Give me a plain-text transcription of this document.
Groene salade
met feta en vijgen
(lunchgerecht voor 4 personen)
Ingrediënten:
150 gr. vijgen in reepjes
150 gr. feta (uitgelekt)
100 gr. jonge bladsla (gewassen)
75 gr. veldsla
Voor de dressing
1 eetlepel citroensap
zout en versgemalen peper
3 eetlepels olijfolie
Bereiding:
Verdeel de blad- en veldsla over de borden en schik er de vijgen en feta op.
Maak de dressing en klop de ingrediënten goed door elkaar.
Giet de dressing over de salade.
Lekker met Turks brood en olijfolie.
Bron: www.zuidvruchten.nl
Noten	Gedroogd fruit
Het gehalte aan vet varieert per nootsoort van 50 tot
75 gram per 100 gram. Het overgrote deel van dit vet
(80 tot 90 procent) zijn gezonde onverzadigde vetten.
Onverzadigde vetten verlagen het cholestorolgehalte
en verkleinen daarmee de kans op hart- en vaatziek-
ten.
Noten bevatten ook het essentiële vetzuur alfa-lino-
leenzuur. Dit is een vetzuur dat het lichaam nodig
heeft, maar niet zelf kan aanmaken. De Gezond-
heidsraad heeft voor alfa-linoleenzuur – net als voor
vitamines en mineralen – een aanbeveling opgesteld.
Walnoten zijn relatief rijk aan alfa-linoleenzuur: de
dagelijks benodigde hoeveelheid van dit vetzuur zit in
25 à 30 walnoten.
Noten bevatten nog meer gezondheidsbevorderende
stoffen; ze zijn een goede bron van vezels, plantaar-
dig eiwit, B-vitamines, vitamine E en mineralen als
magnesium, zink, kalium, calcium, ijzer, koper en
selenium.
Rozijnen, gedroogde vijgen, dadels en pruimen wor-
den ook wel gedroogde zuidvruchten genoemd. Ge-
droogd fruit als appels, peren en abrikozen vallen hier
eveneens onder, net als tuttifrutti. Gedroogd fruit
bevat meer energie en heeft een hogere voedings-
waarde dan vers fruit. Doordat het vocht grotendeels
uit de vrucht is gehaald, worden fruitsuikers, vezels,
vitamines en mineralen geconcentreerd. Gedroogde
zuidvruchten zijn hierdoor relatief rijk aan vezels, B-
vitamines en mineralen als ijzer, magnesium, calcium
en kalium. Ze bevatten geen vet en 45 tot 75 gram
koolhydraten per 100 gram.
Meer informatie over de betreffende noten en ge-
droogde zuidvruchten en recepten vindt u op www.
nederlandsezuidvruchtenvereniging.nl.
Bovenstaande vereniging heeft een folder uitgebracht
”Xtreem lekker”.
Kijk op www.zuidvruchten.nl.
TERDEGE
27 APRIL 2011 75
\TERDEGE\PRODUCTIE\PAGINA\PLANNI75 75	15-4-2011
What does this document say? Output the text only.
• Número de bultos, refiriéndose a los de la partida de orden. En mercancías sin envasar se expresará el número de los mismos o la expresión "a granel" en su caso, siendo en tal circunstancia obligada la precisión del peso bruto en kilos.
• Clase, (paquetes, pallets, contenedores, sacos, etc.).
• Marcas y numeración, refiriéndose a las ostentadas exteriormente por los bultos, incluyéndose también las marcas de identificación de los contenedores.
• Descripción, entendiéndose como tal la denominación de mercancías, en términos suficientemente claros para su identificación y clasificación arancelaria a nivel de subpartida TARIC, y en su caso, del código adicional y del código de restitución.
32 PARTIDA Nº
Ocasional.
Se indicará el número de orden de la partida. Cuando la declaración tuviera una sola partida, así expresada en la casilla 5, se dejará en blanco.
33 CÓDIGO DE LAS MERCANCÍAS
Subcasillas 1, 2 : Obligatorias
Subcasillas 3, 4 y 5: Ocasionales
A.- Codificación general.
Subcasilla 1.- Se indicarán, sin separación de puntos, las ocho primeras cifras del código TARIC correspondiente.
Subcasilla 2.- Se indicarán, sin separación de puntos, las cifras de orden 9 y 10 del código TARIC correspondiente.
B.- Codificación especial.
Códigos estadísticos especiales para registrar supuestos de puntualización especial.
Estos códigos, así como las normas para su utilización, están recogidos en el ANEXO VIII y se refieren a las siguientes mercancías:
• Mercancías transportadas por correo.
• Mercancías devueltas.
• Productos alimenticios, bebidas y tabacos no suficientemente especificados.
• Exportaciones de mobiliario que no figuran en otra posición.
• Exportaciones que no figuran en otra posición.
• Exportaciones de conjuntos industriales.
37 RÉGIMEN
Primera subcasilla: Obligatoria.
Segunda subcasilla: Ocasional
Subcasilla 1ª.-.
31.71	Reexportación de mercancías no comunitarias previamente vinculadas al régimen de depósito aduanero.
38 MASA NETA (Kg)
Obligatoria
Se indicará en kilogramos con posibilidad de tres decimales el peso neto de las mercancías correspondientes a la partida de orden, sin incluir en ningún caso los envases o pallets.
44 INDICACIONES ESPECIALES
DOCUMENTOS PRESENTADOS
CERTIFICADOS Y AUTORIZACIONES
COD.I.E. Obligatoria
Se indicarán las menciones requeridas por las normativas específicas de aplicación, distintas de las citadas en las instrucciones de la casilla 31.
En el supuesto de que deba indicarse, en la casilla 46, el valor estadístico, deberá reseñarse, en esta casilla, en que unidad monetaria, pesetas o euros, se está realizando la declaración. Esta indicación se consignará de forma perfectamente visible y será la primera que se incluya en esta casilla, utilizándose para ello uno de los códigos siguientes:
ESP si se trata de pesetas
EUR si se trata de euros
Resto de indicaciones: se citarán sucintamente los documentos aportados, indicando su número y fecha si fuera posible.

________________________

> _Problem_:
Recopy the entries above exactly, with every line included.

> _Complete output_:
Give me a plain-text transcription of this document.
Groene salade
met feta en vijgen
(lunchgerecht voor 4 personen)
Ingrediënten:
150 gr. vijgen in reepjes
150 gr. feta (uitgelekt)
100 gr. jonge bladsla (gewassen)
75 gr. veldsla
Voor de dressing
1 eetlepel citroensap
zout en versgemalen peper
3 eetlepels olijfolie
Bereiding:
Verdeel de blad- en veldsla over de borden en schik er de vijgen en feta op.
Maak de dressing en klop de ingrediënten goed door elkaar.
Giet de dressing over de salade.
Lekker met Turks brood en olijfolie.
Bron: www.zuidvruchten.nl
Noten	Gedroogd fruit
Het gehalte aan vet varieert per nootsoort van 50 tot
75 gram per 100 gram. Het overgrote deel van dit vet
(80 tot 90 procent) zijn gezonde onverzadigde vetten.
Onverzadigde vetten verlagen het cholestorolgehalte
en verkleinen daarmee de kans op hart- en vaatziek-
ten.
Noten bevatten ook het essentiële vetzuur alfa-lino-
leenzuur. Dit is een vetzuur dat het lichaam nodig
heeft, maar niet zelf kan aanmaken. De Gezond-
heidsraad heeft voor alfa-linoleenzuur – net als voor
vitamines en mineralen – een aanbeveling opgesteld.
Walnoten zijn relatief rijk aan alfa-linoleenzuur: de
dagelijks benodigde hoeveelheid van dit vetzuur zit in
25 à 30 walnoten.
Noten bevatten nog meer gezondheidsbevorderende
stoffen; ze zijn een goede bron van vezels, plantaar-
dig eiwit, B-vitamines, vitamine E en mineralen als
magnesium, zink, kalium, calcium, ijzer, koper en
selenium.
Rozijnen, gedroogde vijgen, dadels en pruimen wor-
den ook wel gedroogde zuidvruchten genoemd. Ge-
droogd fruit als appels, peren en abrikozen vallen hier
eveneens onder, net als tuttifrutti. Gedroogd fruit
bevat meer energie en heeft een hogere voedings-
waarde dan vers fruit. Doordat het vocht grotendeels
uit de vrucht is gehaald, worden fruitsuikers, vezels,
vitamines en mineralen geconcentreerd. Gedroogde
zuidvruchten zijn hierdoor relatief rijk aan vezels, B-
vitamines en mineralen als ijzer, magnesium, calcium
en kalium. Ze bevatten geen vet en 45 tot 75 gram
koolhydraten per 100 gram.
Meer informatie over de betreffende noten en ge-
droogde zuidvruchten en recepten vindt u op www.
nederlandsezuidvruchtenvereniging.nl.
Bovenstaande vereniging heeft een folder uitgebracht
”Xtreem lekker”.
Kijk op www.zuidvruchten.nl.
TERDEGE
27 APRIL 2011 75
\TERDEGE\PRODUCTIE\PAGINA\PLANNI75 75	15-4-2011
What does this document say? Output the text only.
• Número de bultos, refiriéndose a los de la partida de orden. En mercancías sin envasar se expresará el número de los mismos o la expresión "a granel" en su caso, siendo en tal circunstancia obligada la precisión del peso bruto en kilos.
• Clase, (paquetes, pallets, contenedores, sacos, etc.).
• Marcas y numeración, refiriéndose a las ostentadas exteriormente por los bultos, incluyéndose también las marcas de identificación de los contenedores.
• Descripción, entendiéndose como tal la denominación de mercancías, en términos suficientemente claros para su identificación y clasificación arancelaria a nivel de subpartida TARIC, y en su caso, del código adicional y del código de restitución.
32 PARTIDA Nº
Ocasional.
Se indicará el número de orden de la partida. Cuando la declaración tuviera una sola partida, así expresada en la casilla 5, se dejará en blanco.
33 CÓDIGO DE LAS MERCANCÍAS
Subcasillas 1, 2 : Obligatorias
Subcasillas 3, 4 y 5: Ocasionales
A.- Codificación general.
Subcasilla 1.- Se indicarán, sin separación de puntos, las ocho primeras cifras del código TARIC correspondiente.
Subcasilla 2.- Se indicarán, sin separación de puntos, las cifras de orden 9 y 10 del código TARIC correspondiente.
B.- Codificación especial.
Códigos estadísticos especiales para registrar supuestos de puntualización especial.
Estos códigos, así como las normas para su utilización, están recogidos en el ANEXO VIII y se refieren a las siguientes mercancías:
• Mercancías transportadas por correo.
• Mercancías devueltas.
• Productos alimenticios, bebidas y tabacos no suficientemente especificados.
• Exportaciones de mobiliario que no figuran en otra posición.
• Exportaciones que no figuran en otra posición.
• Exportaciones de conjuntos industriales.
37 RÉGIMEN
Primera subcasilla: Obligatoria.
Segunda subcasilla: Ocasional
Subcasilla 1ª.-.
31.71	Reexportación de mercancías no comunitarias previamente vinculadas al régimen de depósito aduanero.
38 MASA NETA (Kg)
Obligatoria
Se indicará en kilogramos con posibilidad de tres decimales el peso neto de las mercancías correspondientes a la partida de orden, sin incluir en ningún caso los envases o pallets.
44 INDICACIONES ESPECIALES
DOCUMENTOS PRESENTADOS
CERTIFICADOS Y AUTORIZACIONES
COD.I.E. Obligatoria
Se indicarán las menciones requeridas por las normativas específicas de aplicación, distintas de las citadas en las instrucciones de la casilla 31.
En el supuesto de que deba indicarse, en la casilla 46, el valor estadístico, deberá reseñarse, en esta casilla, en que unidad monetaria, pesetas o euros, se está realizando la declaración. Esta indicación se consignará de forma perfectamente visible y será la primera que se incluya en esta casilla, utilizándose para ello uno de los códigos siguientes:
ESP si se trata de pesetas
EUR si se trata de euros
Resto de indicaciones: se citarán sucintamente los documentos aportados, indicando su número y fecha si fuera posible.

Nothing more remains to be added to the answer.